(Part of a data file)

____________________

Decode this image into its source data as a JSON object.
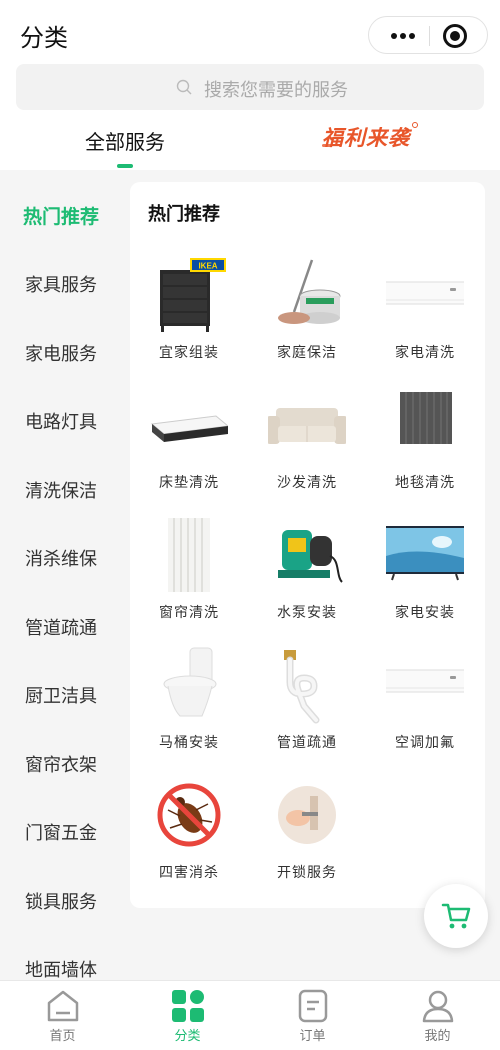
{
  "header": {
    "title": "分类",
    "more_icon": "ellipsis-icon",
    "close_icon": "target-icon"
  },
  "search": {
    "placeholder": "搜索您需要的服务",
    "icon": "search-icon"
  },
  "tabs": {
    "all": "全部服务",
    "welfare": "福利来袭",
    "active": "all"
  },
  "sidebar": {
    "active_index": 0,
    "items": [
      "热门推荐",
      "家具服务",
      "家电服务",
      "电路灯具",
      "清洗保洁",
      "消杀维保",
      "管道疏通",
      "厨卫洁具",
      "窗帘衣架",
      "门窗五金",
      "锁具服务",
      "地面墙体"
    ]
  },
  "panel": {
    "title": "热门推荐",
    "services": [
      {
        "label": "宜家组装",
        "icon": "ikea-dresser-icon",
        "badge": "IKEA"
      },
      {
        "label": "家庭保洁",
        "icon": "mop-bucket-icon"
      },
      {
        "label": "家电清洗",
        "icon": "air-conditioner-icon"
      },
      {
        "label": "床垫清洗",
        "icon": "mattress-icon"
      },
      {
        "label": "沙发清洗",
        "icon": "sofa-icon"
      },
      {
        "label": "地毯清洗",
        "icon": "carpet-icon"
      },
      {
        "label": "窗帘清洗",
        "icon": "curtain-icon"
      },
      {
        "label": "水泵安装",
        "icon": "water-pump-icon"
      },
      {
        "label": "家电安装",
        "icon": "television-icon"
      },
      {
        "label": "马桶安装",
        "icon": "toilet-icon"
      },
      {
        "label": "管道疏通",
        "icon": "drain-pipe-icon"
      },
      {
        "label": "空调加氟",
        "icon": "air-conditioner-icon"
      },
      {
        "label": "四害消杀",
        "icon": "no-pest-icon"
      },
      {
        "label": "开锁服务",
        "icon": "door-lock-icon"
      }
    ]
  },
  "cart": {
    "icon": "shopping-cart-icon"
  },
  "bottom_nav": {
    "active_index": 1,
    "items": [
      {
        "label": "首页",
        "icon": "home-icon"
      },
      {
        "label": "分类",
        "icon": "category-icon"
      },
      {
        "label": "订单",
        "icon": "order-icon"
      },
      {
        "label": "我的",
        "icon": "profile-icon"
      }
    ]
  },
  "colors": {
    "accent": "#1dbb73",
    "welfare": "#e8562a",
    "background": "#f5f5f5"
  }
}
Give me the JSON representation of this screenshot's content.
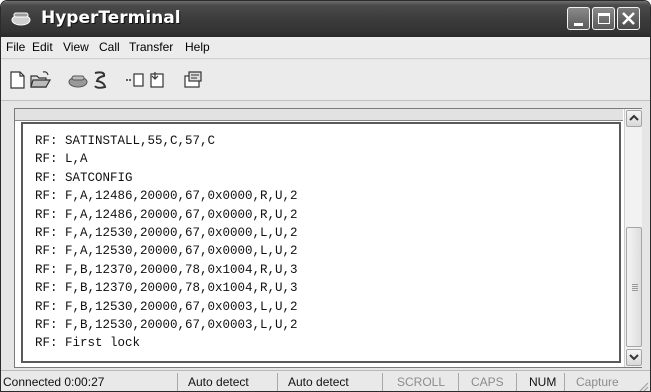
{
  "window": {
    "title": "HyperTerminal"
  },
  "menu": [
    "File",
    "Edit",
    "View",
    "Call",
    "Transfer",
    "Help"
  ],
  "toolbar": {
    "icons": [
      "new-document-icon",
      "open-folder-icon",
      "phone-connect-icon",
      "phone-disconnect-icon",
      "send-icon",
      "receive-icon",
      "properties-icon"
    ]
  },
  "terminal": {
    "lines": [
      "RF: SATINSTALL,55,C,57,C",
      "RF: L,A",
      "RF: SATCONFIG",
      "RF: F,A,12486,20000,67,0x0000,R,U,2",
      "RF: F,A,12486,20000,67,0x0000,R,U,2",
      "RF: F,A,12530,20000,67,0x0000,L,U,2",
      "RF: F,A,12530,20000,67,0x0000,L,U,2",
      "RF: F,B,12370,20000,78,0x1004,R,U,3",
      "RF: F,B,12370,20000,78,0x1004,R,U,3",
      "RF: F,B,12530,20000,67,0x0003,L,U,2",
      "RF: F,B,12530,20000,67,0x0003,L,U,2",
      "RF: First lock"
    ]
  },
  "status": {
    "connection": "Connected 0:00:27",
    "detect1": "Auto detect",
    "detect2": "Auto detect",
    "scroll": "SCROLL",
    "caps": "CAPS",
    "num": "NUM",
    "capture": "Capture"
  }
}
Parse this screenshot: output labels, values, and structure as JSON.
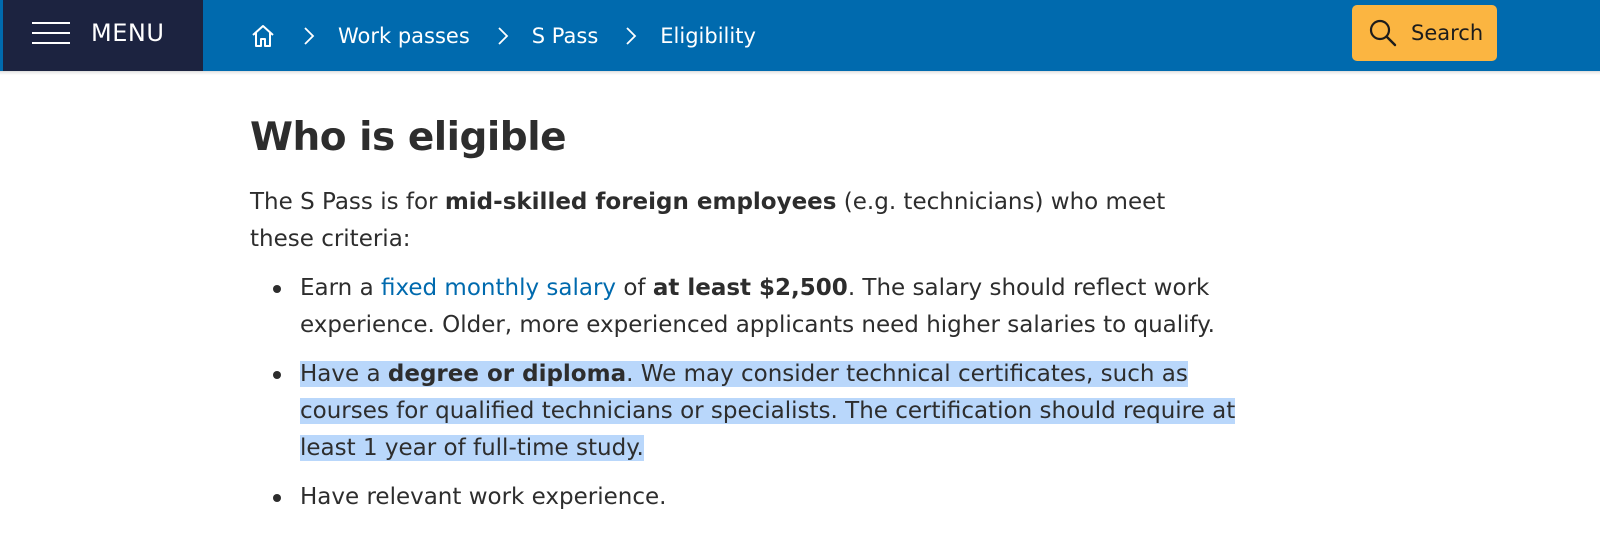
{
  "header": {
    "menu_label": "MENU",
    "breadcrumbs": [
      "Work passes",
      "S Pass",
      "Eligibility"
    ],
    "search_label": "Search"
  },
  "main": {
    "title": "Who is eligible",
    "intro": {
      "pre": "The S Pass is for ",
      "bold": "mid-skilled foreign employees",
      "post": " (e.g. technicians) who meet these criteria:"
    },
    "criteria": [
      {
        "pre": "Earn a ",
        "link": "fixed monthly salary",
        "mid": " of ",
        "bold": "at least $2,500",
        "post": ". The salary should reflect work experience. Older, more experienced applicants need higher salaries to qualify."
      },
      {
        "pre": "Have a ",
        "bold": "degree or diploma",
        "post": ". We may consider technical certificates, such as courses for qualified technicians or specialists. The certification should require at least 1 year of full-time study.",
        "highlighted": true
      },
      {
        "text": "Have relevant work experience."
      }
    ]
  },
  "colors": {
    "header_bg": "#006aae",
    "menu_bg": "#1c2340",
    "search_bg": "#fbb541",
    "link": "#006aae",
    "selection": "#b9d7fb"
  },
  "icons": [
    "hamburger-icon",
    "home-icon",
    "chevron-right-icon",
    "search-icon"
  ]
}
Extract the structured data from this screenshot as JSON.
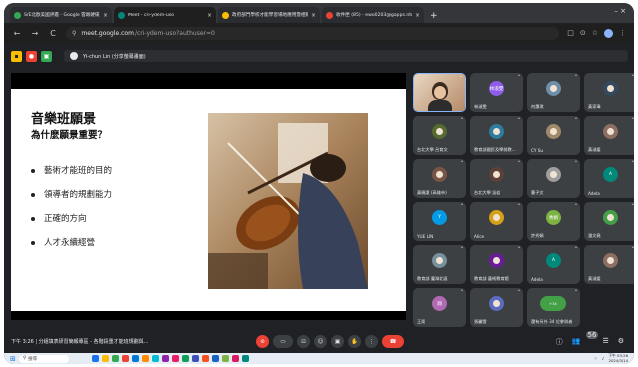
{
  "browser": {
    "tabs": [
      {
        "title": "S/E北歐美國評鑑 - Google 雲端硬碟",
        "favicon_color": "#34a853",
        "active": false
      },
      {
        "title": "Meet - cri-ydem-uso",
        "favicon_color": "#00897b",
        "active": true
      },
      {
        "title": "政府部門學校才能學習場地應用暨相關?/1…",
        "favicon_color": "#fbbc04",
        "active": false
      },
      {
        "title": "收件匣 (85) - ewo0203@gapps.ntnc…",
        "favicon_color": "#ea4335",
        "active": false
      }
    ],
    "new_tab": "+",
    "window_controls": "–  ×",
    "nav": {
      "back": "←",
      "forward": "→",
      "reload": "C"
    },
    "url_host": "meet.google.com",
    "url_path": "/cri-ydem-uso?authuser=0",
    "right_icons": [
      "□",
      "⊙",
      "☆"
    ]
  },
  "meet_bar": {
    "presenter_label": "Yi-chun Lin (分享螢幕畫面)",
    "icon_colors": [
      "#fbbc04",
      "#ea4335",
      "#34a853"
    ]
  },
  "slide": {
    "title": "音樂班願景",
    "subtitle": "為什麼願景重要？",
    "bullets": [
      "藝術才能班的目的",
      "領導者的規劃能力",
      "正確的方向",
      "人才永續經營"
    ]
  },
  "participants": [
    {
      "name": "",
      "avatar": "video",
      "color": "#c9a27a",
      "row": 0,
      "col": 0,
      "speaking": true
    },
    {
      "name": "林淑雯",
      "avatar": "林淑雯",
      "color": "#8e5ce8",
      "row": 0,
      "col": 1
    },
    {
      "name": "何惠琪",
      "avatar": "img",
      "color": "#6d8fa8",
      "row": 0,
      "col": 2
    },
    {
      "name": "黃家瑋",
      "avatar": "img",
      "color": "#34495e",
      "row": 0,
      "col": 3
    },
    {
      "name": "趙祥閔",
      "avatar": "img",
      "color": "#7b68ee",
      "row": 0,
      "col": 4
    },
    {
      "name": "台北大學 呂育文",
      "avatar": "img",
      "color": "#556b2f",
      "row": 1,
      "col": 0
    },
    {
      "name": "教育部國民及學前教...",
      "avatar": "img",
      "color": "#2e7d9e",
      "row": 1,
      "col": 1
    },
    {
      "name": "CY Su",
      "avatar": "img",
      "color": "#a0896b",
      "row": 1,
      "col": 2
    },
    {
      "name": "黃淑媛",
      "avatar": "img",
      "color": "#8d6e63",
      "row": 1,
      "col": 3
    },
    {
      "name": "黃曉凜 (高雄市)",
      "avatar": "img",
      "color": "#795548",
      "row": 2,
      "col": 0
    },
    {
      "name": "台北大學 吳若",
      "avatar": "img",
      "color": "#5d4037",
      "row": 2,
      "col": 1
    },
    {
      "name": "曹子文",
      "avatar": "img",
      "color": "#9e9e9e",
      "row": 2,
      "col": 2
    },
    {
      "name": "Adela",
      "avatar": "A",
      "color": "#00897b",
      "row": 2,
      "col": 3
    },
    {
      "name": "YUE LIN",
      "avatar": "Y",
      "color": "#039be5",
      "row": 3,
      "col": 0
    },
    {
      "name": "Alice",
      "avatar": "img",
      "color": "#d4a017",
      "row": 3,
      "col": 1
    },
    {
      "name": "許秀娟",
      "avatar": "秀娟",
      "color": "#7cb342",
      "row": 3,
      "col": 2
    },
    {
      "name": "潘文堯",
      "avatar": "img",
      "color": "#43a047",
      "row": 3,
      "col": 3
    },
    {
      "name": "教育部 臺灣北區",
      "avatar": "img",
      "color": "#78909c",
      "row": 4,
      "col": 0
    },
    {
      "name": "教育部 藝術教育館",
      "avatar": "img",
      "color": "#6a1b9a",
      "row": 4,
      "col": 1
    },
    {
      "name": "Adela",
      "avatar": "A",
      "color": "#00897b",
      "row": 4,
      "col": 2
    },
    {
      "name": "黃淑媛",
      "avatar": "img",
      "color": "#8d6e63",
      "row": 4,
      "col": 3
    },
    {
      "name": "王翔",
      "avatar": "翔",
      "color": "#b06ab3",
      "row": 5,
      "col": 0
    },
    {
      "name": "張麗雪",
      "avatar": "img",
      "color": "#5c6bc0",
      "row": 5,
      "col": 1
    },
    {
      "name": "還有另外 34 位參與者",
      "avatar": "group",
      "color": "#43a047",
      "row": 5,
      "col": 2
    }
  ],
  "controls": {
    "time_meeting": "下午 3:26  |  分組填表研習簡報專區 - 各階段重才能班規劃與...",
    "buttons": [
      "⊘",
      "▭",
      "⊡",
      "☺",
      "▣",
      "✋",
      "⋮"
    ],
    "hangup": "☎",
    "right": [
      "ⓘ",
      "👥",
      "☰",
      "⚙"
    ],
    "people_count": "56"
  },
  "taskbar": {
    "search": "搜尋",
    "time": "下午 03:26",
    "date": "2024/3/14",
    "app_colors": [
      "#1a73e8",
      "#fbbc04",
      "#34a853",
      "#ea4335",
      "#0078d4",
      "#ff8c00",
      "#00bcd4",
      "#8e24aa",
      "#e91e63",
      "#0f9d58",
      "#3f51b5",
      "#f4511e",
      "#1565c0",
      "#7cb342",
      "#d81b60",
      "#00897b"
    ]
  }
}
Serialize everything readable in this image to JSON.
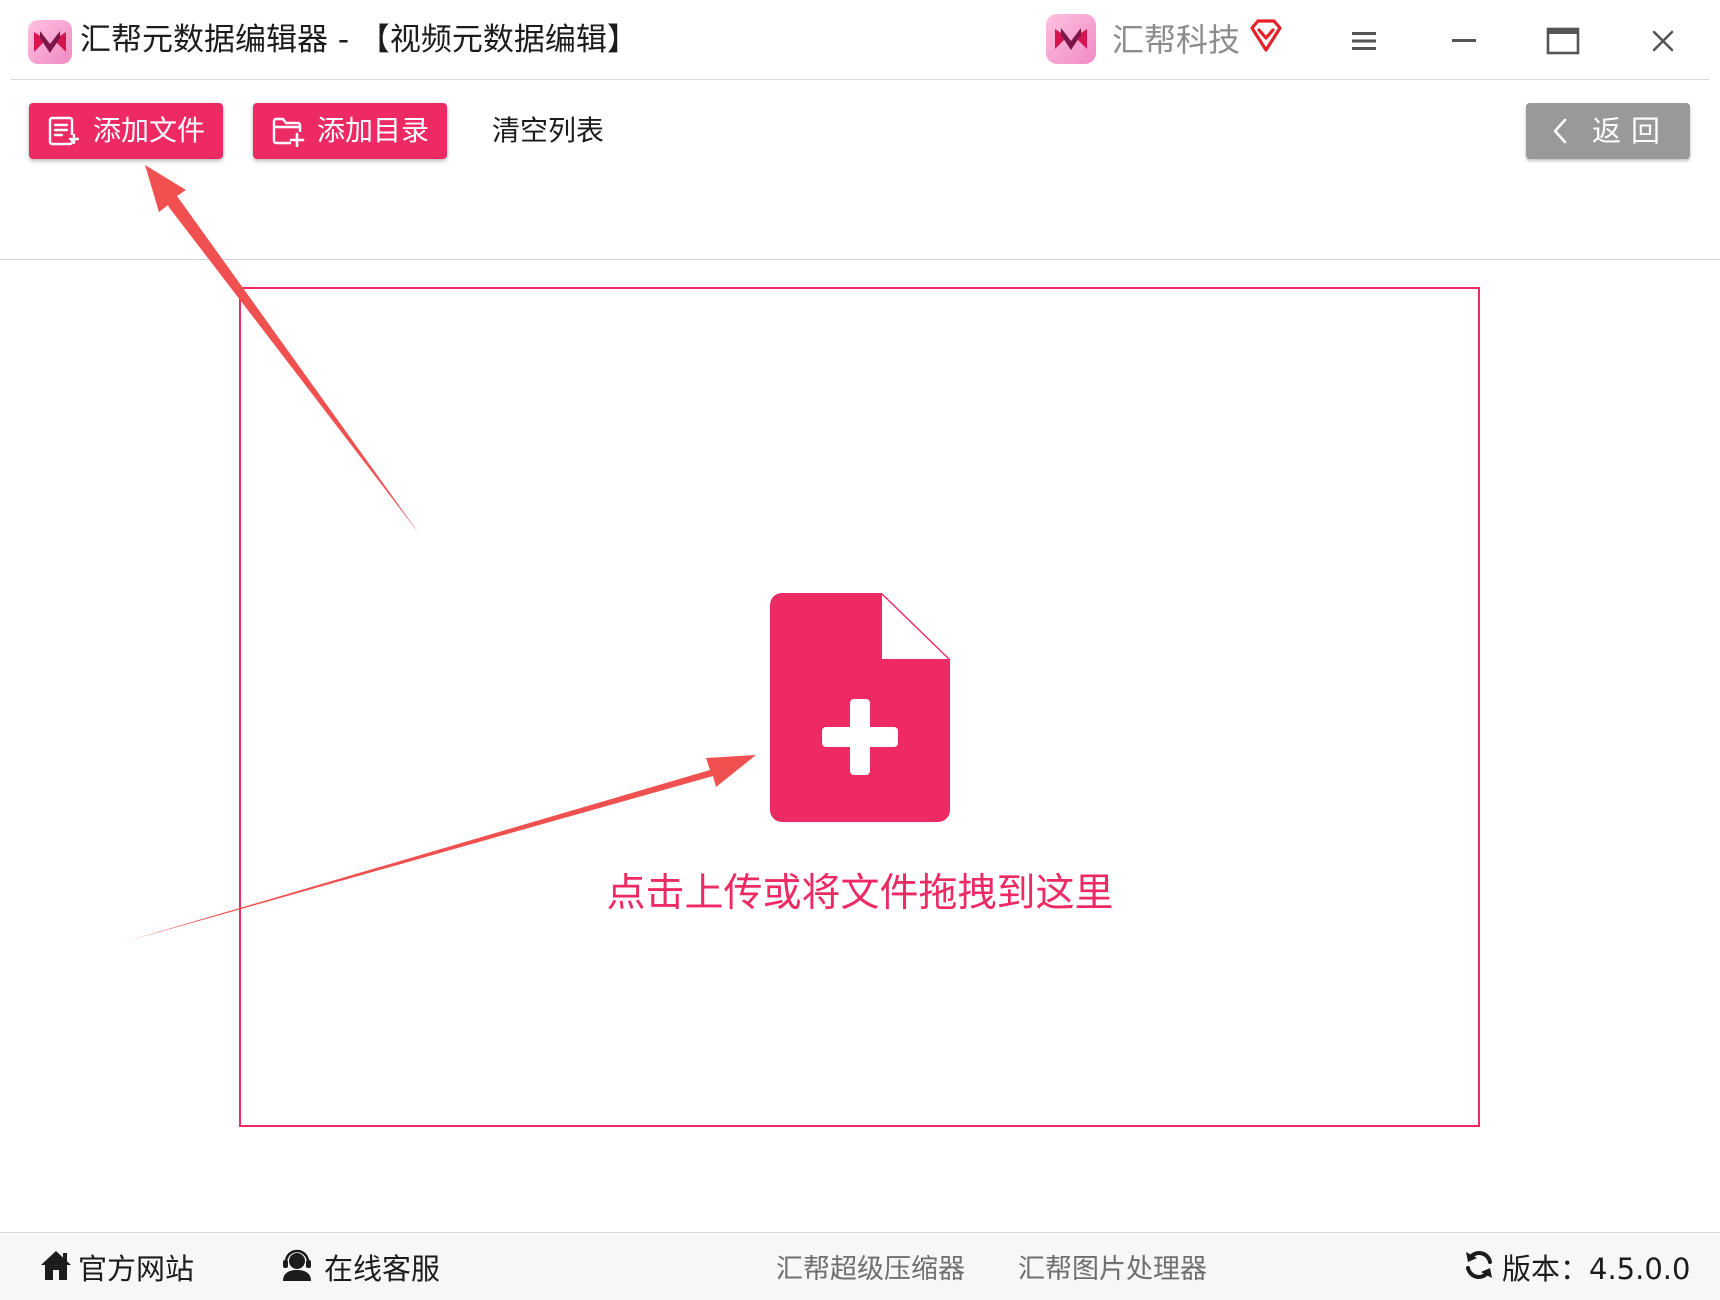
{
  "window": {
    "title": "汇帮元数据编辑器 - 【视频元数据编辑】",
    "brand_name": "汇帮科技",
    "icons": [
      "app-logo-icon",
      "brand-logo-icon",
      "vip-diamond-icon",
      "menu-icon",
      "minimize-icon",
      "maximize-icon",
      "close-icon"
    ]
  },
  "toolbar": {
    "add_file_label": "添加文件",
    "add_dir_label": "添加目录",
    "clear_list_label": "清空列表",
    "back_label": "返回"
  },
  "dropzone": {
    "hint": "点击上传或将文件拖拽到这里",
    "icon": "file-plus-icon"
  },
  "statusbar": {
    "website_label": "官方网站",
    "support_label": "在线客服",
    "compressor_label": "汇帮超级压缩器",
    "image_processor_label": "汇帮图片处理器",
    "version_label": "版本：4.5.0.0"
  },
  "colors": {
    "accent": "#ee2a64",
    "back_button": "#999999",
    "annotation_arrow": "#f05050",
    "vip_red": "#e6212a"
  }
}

____________________

Problem description =
Every line in the data that holds "technicians" should be copied out.

Solution to this problem =
      "post": " (e.g. technicians) who meet these criteria:"
        "post": ". We may consider technical certificates, such as courses for qualified technicians or specialists. The certification should require at least 1 year of full-time study.",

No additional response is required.